Exercise task
Comb through the entries for "MagicalAnalysis" and pull out each line that holds it.
#### Records for processing ####
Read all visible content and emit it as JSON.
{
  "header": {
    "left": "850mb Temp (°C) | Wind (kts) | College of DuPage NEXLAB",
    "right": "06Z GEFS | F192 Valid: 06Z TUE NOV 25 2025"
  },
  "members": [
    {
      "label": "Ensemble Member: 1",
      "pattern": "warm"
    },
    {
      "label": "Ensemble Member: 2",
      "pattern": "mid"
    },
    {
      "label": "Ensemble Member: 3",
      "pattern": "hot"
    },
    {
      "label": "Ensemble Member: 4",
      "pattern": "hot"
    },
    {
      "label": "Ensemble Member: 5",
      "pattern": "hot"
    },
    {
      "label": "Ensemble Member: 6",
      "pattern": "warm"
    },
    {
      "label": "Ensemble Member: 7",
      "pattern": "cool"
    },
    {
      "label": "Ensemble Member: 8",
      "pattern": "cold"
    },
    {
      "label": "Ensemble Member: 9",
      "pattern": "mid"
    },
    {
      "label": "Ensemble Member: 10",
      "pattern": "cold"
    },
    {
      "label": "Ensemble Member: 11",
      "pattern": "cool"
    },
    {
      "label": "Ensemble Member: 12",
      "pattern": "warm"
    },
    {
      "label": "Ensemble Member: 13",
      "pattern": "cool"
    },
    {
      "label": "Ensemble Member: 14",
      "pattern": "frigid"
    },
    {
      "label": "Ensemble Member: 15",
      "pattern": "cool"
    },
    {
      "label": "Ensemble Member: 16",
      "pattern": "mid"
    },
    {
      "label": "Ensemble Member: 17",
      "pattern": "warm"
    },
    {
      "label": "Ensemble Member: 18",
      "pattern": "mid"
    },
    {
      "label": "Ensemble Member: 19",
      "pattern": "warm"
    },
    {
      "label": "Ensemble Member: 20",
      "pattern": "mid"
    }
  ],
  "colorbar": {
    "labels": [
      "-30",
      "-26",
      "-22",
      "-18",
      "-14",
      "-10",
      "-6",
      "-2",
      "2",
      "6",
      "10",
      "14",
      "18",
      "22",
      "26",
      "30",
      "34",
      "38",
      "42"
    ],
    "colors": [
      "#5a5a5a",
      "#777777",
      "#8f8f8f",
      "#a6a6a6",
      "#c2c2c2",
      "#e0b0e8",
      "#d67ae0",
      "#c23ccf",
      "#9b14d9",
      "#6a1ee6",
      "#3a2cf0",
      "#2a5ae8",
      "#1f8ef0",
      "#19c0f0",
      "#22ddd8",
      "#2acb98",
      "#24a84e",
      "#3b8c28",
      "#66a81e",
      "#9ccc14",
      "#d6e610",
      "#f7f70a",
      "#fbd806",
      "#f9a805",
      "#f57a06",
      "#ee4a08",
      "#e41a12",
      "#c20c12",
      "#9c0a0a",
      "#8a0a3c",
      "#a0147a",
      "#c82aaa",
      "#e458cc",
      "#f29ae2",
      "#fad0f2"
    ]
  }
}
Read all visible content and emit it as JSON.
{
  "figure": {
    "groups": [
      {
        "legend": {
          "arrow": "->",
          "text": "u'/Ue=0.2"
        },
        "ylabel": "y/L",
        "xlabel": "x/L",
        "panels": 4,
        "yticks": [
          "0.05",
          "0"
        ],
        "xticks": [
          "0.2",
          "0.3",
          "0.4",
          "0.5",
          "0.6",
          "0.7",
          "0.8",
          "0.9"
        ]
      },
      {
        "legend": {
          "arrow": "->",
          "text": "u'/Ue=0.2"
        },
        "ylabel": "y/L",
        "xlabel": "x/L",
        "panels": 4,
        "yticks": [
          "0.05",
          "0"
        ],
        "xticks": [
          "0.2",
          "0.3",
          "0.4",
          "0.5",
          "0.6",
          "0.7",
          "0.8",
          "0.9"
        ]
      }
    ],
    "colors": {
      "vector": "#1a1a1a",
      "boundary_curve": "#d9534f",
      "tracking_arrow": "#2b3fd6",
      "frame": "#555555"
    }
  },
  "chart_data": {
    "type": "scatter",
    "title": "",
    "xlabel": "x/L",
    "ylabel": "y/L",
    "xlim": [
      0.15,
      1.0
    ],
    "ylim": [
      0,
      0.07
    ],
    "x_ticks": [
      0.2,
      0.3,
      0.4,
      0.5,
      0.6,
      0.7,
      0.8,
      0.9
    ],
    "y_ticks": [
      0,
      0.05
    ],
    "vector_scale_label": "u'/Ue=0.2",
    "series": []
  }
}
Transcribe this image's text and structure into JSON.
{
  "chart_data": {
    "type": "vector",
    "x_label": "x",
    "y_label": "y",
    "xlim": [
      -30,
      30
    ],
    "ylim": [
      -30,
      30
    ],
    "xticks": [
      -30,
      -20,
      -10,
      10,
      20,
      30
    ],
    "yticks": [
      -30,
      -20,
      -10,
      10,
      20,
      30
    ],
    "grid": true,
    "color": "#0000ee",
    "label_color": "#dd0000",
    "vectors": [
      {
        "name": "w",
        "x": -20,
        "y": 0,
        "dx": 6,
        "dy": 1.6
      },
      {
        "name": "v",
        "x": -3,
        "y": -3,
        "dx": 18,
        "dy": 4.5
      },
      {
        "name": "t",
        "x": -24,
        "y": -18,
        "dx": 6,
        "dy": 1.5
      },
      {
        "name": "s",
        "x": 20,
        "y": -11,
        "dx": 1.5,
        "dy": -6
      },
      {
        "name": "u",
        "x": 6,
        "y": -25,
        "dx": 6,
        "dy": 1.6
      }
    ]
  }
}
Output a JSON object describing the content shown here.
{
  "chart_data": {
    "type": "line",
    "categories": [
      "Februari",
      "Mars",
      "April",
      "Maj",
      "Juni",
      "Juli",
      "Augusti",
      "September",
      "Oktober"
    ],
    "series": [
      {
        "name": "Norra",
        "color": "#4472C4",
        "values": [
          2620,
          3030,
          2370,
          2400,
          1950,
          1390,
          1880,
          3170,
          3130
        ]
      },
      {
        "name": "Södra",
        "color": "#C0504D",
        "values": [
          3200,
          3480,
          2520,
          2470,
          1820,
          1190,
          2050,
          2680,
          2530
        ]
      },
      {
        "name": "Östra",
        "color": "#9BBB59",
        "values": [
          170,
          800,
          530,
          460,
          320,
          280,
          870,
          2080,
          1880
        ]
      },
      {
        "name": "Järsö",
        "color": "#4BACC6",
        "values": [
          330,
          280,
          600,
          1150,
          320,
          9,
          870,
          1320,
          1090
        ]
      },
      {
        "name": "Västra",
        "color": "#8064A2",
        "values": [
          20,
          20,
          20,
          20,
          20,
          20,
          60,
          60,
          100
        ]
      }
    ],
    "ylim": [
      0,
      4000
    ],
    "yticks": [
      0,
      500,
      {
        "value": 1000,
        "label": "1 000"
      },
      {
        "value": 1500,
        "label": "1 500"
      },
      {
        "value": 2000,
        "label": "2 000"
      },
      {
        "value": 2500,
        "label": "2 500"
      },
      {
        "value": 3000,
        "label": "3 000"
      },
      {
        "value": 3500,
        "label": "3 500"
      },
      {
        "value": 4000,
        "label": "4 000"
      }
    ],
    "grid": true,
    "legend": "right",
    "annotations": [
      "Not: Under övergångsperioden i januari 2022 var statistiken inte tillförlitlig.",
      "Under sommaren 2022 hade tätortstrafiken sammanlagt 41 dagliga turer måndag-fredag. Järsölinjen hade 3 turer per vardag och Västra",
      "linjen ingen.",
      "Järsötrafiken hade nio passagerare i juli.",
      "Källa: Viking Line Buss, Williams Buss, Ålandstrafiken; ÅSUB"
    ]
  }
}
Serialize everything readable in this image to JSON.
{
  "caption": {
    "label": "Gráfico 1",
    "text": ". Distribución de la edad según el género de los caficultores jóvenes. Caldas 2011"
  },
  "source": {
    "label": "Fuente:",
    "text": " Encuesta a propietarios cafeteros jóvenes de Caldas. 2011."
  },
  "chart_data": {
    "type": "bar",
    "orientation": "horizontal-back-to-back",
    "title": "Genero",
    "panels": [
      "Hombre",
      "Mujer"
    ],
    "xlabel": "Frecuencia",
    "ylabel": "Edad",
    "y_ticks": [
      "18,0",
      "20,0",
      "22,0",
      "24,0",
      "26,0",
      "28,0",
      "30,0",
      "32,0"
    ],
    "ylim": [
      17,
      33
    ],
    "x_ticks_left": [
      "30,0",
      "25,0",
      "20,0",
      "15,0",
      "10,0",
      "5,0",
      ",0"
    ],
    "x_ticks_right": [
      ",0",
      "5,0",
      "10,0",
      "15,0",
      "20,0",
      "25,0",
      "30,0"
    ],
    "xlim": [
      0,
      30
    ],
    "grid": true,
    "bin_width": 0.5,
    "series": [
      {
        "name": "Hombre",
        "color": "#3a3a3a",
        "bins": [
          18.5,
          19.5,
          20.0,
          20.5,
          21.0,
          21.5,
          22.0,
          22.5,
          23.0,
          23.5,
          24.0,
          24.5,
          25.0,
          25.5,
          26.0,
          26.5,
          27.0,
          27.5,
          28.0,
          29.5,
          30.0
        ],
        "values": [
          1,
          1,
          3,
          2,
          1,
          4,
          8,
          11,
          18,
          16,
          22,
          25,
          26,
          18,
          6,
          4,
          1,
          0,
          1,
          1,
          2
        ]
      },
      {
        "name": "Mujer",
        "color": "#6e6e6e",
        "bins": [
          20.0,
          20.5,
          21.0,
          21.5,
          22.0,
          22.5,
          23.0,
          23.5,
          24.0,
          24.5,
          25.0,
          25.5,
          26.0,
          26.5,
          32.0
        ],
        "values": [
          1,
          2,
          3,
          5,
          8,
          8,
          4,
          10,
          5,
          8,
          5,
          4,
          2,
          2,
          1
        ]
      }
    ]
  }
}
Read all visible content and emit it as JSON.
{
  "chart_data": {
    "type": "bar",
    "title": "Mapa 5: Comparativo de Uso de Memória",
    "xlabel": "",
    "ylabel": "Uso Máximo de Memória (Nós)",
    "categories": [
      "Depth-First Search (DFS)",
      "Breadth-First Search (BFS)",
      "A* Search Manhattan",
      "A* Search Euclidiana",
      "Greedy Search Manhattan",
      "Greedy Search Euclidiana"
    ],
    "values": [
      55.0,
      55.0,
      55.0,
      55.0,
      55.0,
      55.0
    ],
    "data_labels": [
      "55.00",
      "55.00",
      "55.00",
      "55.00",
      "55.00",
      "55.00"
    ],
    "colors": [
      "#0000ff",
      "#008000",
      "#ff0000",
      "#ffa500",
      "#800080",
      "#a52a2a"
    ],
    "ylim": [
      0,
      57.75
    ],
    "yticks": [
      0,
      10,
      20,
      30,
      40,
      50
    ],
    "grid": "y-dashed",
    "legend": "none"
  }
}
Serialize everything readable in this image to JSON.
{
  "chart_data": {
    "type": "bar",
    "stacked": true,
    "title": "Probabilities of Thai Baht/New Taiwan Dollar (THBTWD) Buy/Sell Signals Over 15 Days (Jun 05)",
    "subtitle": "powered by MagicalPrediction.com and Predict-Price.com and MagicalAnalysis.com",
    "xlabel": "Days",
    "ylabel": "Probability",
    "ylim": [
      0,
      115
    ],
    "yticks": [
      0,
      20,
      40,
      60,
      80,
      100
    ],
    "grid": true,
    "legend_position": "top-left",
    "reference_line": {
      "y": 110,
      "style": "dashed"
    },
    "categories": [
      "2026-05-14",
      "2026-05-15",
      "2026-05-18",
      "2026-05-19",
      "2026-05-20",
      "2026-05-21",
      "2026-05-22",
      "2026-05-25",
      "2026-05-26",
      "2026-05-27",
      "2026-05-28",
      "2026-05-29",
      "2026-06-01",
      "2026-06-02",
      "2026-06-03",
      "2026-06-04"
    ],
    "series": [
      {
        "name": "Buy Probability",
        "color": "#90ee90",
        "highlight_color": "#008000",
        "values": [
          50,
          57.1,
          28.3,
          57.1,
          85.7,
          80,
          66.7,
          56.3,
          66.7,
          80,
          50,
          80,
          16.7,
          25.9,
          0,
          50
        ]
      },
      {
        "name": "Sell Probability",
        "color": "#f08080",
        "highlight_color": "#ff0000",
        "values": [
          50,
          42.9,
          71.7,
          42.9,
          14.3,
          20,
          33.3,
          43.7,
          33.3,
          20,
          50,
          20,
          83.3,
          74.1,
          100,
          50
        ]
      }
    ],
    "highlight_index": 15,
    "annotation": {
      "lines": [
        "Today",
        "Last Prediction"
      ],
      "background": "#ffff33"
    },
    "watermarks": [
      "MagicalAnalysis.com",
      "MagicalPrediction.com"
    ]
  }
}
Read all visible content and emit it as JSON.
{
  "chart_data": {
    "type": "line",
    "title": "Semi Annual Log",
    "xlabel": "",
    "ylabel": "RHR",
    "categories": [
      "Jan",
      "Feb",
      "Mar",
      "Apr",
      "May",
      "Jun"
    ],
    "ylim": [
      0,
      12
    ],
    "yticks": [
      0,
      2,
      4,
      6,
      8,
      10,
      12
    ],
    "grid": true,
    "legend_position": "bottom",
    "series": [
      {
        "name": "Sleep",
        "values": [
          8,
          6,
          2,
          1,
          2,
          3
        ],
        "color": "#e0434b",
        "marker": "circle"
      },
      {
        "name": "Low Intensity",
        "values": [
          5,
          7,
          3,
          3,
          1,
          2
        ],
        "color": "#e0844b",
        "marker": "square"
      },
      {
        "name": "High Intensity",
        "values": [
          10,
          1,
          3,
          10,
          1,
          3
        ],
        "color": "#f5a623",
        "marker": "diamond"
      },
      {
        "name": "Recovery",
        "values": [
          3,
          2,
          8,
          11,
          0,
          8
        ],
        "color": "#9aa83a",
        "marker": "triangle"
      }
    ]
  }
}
####
Completed exercise
    "subtitle": "powered by MagicalPrediction.com and Predict-Price.com and MagicalAnalysis.com",
      "MagicalAnalysis.com",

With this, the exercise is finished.